• _Consigne écrite a_
Recopiez intégralement le texte sur Auguste Bosc et le Bal Tabarin, sans y changer un seul mot.

• _Document source_
Lorsqu’en 1936 le nom d’Auguste Bosc figure parmi les candidats à la Légion d’honneur, le rapport remis au ministre de l’Éducation nationale insiste sur ses nombreux succès de compositeur et de chef d’orchestre. On y mentionne ses études au Conservatoire de Paris, sa carrière de violoniste, sa participation aux concerts Colonne et aux soirées privées de la Présidence de la République. Il est fait mention également de son activité d’éditeur de musique, de ses tournées de Paris à Leipzig, en passant par San Francisco. Et bien sûr, de ses créations pour les ballets ou le théâtre. Avec une mention spéciale pour les mélodies entraînantes qui ont fait le tour du monde, comme la valse Rose-Mousse ou la Marche des Petits Pierrots.
Le Bal Tabarin, rival du Moulin Rouge
Nulle part, pourtant, n’est fait mention de ses années de carrière à la tête du célèbre Bal Tabarin, temple des nuits parisiennes, qu’il ouvrit en 1903 en plein cœur de Montmartre et qui associait salle de spectacle et grand restaurant. Perpétuant la tradition du célèbre French-Cancan, l’établissement avait connu un succès fulgurant, s’imposant pendant plusieurs saisons en véritable rival de maisons prestigieuses comme l’Alhambra, le Casino de Paris ou le Moulin-Rouge. Têtes couronnées, étoiles de la scène et de l’écran, s’y croisaient au gré des bals et des galas de charité, dans un pétillant cocktail de chansons, de musiques légères, de numéros de clowns ou d’acrobates.

• _Données fournies_
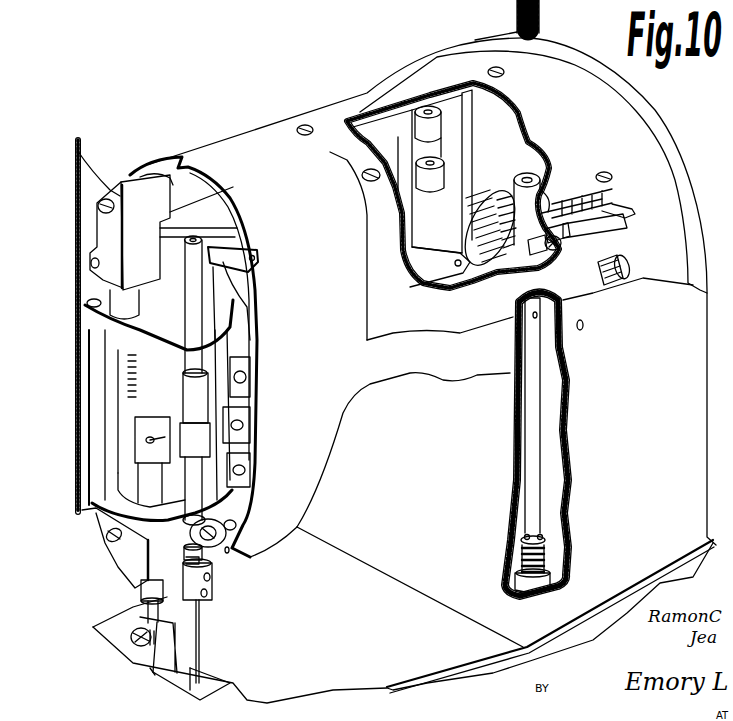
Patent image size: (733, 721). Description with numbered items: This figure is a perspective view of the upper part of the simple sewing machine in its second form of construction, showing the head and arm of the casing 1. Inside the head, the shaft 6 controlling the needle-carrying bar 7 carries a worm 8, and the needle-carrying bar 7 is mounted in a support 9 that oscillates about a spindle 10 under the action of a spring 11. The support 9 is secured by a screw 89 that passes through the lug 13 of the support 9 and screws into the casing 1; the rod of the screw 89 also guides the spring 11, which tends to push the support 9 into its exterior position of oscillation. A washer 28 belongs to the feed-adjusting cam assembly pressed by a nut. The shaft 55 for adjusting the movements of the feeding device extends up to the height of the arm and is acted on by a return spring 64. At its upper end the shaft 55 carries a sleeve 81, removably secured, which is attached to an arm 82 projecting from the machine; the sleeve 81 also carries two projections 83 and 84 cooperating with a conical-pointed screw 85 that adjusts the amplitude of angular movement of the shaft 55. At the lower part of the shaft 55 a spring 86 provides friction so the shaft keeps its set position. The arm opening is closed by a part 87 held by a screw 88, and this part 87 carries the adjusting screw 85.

The casing 1 is at (396, 370).
The shaft 6 is at (437, 277).
The needle-carrying bar 7 is at (186, 402).
The worm 8 is at (254, 0).
The support 9 is at (153, 344).
The spindle 10 is at (163, 247).
The spring 11 is at (245, 517).
The lug 13 is at (208, 514).
The washer 28 is at (199, 638).
The shaft 55 is at (527, 432).
The return spring 64 is at (518, 2).
The sleeve 81 is at (514, 192).
The arm 82 is at (615, 210).
The projection 83 is at (536, 252).
The projection 84 is at (568, 232).
The screw 85 is at (626, 280).
The spring 86 is at (520, 560).
The part 87 is at (511, 211).
The screw 88 is at (305, 125).
The screw 89 is at (203, 533).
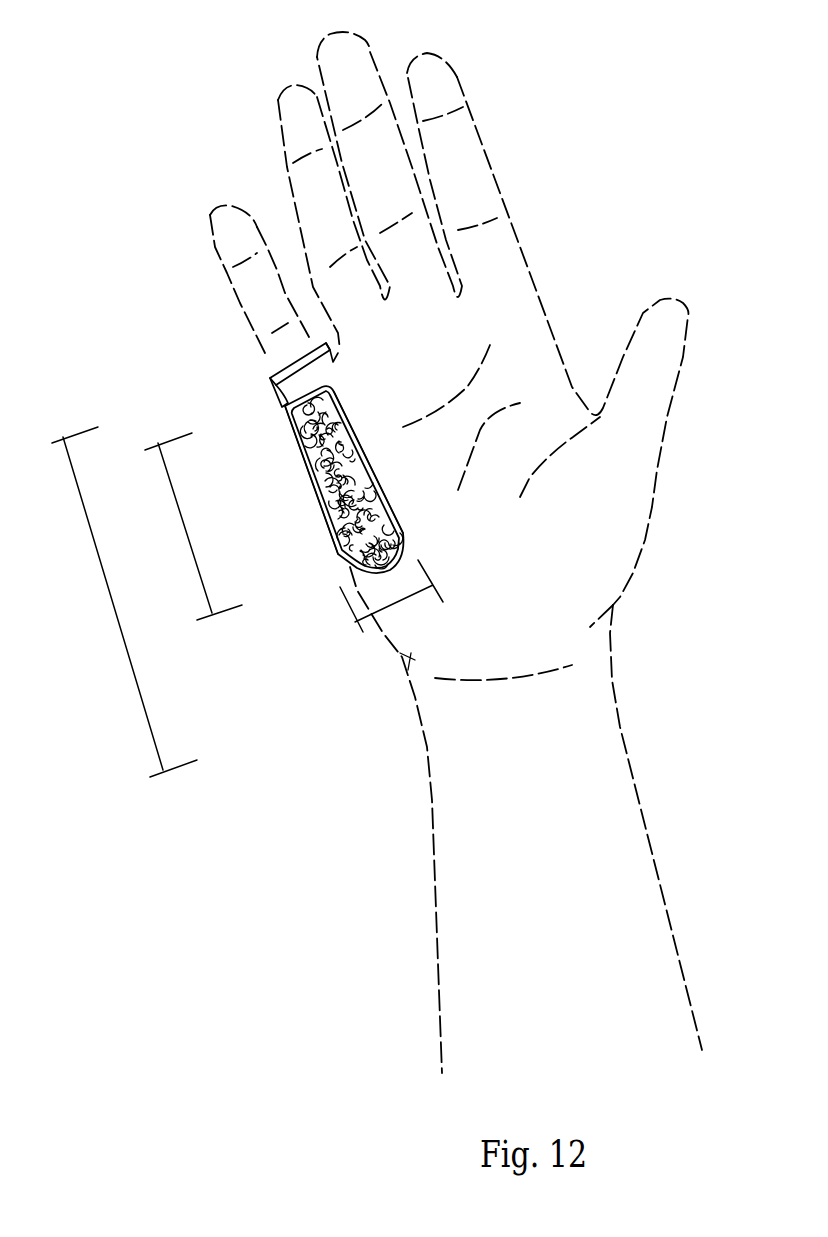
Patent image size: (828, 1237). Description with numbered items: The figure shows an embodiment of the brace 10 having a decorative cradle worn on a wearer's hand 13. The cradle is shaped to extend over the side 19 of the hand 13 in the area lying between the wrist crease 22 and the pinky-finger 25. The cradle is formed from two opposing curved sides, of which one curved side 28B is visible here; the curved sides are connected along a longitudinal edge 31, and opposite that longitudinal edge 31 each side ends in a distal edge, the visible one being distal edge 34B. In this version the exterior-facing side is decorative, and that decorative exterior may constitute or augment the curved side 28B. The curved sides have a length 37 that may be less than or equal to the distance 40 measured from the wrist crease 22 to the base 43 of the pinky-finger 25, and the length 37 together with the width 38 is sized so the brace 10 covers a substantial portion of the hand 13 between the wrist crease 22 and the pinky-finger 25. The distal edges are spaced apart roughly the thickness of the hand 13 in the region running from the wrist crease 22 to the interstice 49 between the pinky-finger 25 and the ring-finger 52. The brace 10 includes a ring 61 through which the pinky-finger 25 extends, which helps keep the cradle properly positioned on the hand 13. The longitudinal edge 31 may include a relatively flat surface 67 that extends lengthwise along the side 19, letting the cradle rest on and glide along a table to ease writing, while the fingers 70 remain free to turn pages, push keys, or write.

The brace 10 is at (351, 510).
The hand 13 is at (502, 326).
The side of the hand 19 is at (392, 635).
The wrist crease 22 is at (567, 667).
The pinky-finger 25 is at (213, 253).
The curved side 28B is at (362, 436).
The longitudinal edge 31 is at (306, 488).
The distal edge 34B is at (395, 478).
The length 37 is at (173, 500).
The width 38 is at (405, 600).
The distance 40 is at (147, 718).
The base of the pinky-finger 43 is at (327, 348).
The interstice 49 is at (327, 338).
The ring-finger 52 is at (277, 128).
The ring 61 is at (279, 372).
The relatively flat surface 67 is at (289, 450).
The fingers 70 is at (515, 163).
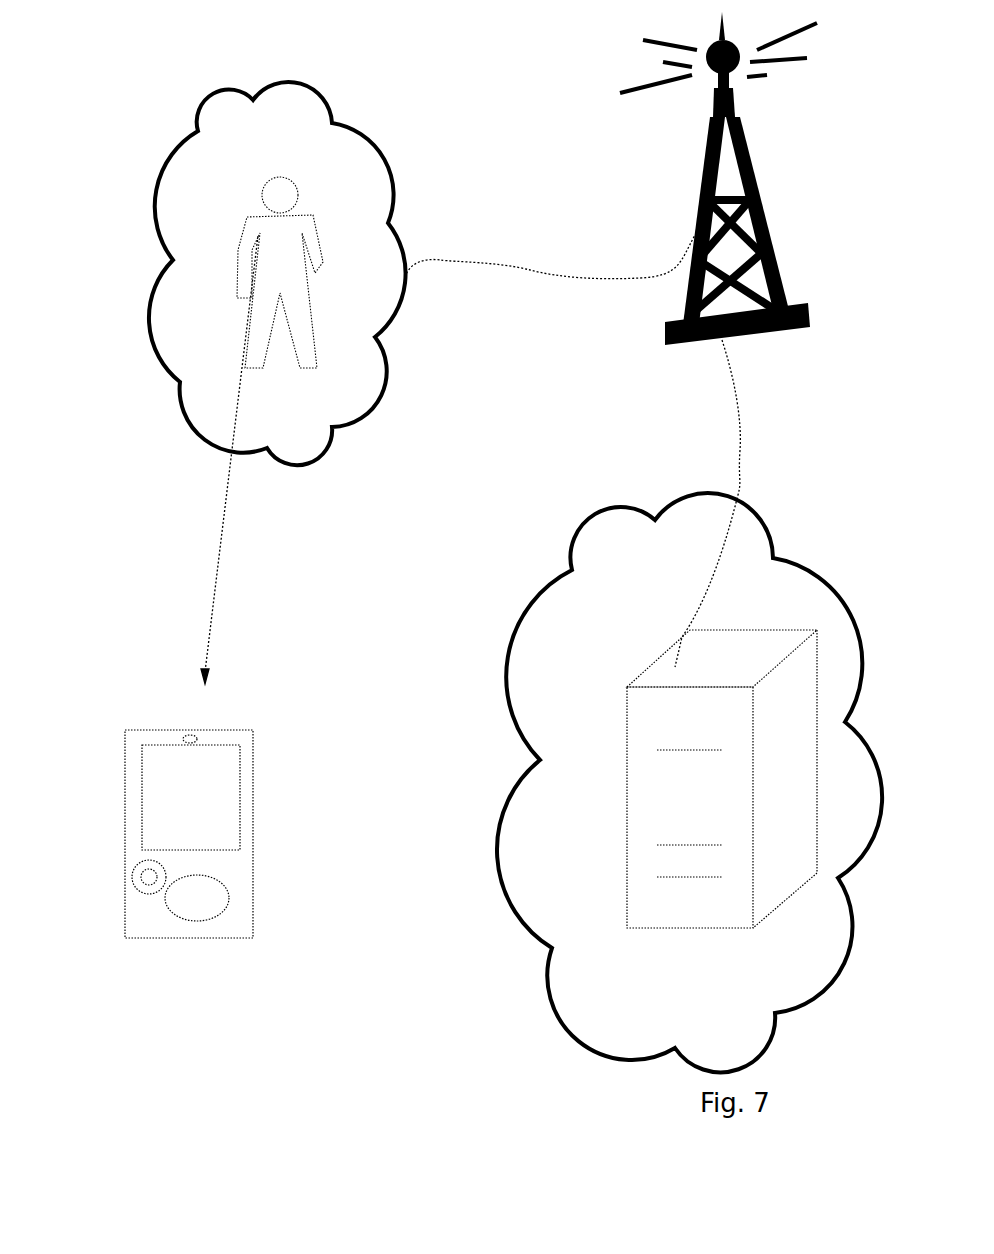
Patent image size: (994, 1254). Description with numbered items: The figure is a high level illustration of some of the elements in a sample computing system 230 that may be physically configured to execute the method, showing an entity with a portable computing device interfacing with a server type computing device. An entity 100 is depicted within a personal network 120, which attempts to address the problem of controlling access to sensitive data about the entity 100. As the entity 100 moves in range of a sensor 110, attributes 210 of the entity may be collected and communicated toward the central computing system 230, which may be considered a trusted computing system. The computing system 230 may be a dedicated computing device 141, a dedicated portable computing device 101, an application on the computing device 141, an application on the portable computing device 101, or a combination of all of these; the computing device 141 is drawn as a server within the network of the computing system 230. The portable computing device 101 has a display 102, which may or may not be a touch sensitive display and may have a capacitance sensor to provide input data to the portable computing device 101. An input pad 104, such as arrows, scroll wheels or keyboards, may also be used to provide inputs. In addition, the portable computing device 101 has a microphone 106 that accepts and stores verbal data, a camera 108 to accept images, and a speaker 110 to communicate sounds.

The personal network 120 is at (195, 115).
The entity 100 is at (250, 248).
The sensor 110 is at (710, 133).
The attributes 210 is at (246, 460).
The portable computing device 101 is at (260, 795).
The camera 108 is at (203, 732).
The display 102 is at (240, 843).
The input pad 104 is at (212, 913).
The microphone 106 is at (203, 938).
The computing device 141 is at (693, 667).
The central computing system 230 is at (595, 1003).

• _Consigne écrite b_
Reproduisez à l'identique les lignes des enregistrements qui commencent à celle contenant « Patent image size: (994, 1254). », cette ligne comprise, et se poursuivent jusqu'à la dernière ligne des enregistrements incluse.

• _Résultat final a_
Lorsqu’en 1936 le nom d’Auguste Bosc figure parmi les candidats à la Légion d’honneur, le rapport remis au ministre de l’Éducation nationale insiste sur ses nombreux succès de compositeur et de chef d’orchestre. On y mentionne ses études au Conservatoire de Paris, sa carrière de violoniste, sa participation aux concerts Colonne et aux soirées privées de la Présidence de la République. Il est fait mention également de son activité d’éditeur de musique, de ses tournées de Paris à Leipzig, en passant par San Francisco. Et bien sûr, de ses créations pour les ballets ou le théâtre. Avec une mention spéciale pour les mélodies entraînantes qui ont fait le tour du monde, comme la valse Rose-Mousse ou la Marche des Petits Pierrots.
Le Bal Tabarin, rival du Moulin Rouge
Nulle part, pourtant, n’est fait mention de ses années de carrière à la tête du célèbre Bal Tabarin, temple des nuits parisiennes, qu’il ouvrit en 1903 en plein cœur de Montmartre et qui associait salle de spectacle et grand restaurant. Perpétuant la tradition du célèbre French-Cancan, l’établissement avait connu un succès fulgurant, s’imposant pendant plusieurs saisons en véritable rival de maisons prestigieuses comme l’Alhambra, le Casino de Paris ou le Moulin-Rouge. Têtes couronnées, étoiles de la scène et de l’écran, s’y croisaient au gré des bals et des galas de charité, dans un pétillant cocktail de chansons, de musiques légères, de numéros de clowns ou d’acrobates.

• _Résultat final b_
Patent image size: (994, 1254). Description with numbered items: The figure is a high level illustration of some of the elements in a sample computing system 230 that may be physically configured to execute the method, showing an entity with a portable computing device interfacing with a server type computing device. An entity 100 is depicted within a personal network 120, which attempts to address the problem of controlling access to sensitive data about the entity 100. As the entity 100 moves in range of a sensor 110, attributes 210 of the entity may be collected and communicated toward the central computing system 230, which may be considered a trusted computing system. The computing system 230 may be a dedicated computing device 141, a dedicated portable computing device 101, an application on the computing device 141, an application on the portable computing device 101, or a combination of all of these; the computing device 141 is drawn as a server within the network of the computing system 230. The portable computing device 101 has a display 102, which may or may not be a touch sensitive display and may have a capacitance sensor to provide input data to the portable computing device 101. An input pad 104, such as arrows, scroll wheels or keyboards, may also be used to provide inputs. In addition, the portable computing device 101 has a microphone 106 that accepts and stores verbal data, a camera 108 to accept images, and a speaker 110 to communicate sounds.

The personal network 120 is at (195, 115).
The entity 100 is at (250, 248).
The sensor 110 is at (710, 133).
The attributes 210 is at (246, 460).
The portable computing device 101 is at (260, 795).
The camera 108 is at (203, 732).
The display 102 is at (240, 843).
The input pad 104 is at (212, 913).
The microphone 106 is at (203, 938).
The computing device 141 is at (693, 667).
The central computing system 230 is at (595, 1003).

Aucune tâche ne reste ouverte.